## TASK TO CARRY OUT
Filter the entries and keep only the lines where the string "color" appears.

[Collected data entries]
'''
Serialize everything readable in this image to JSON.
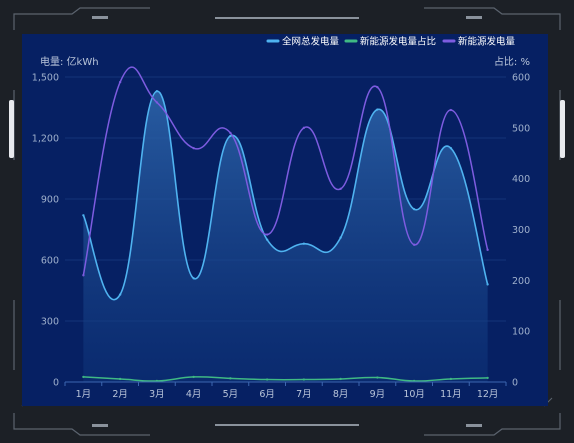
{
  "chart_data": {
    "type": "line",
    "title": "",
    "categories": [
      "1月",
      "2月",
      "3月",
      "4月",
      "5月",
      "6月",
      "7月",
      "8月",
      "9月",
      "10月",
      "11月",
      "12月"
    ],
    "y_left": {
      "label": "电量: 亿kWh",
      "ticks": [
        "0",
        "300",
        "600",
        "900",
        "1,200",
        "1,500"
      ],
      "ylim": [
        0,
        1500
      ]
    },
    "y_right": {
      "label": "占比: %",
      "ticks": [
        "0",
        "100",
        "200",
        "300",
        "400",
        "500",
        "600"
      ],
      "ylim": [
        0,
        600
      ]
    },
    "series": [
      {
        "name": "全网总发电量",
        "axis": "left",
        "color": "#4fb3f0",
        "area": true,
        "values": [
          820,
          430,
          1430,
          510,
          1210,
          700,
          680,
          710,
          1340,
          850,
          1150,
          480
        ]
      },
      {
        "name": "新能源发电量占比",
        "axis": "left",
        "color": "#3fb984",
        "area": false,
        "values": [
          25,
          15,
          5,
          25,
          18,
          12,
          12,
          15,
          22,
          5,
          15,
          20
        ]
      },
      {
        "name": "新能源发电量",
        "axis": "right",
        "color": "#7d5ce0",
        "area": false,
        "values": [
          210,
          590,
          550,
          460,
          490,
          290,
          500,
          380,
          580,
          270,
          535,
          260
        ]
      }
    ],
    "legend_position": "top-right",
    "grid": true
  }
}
'''
## SOLUTION TO THIS TASK
        "color": "#4fb3f0",
        "color": "#3fb984",
        "color": "#7d5ce0",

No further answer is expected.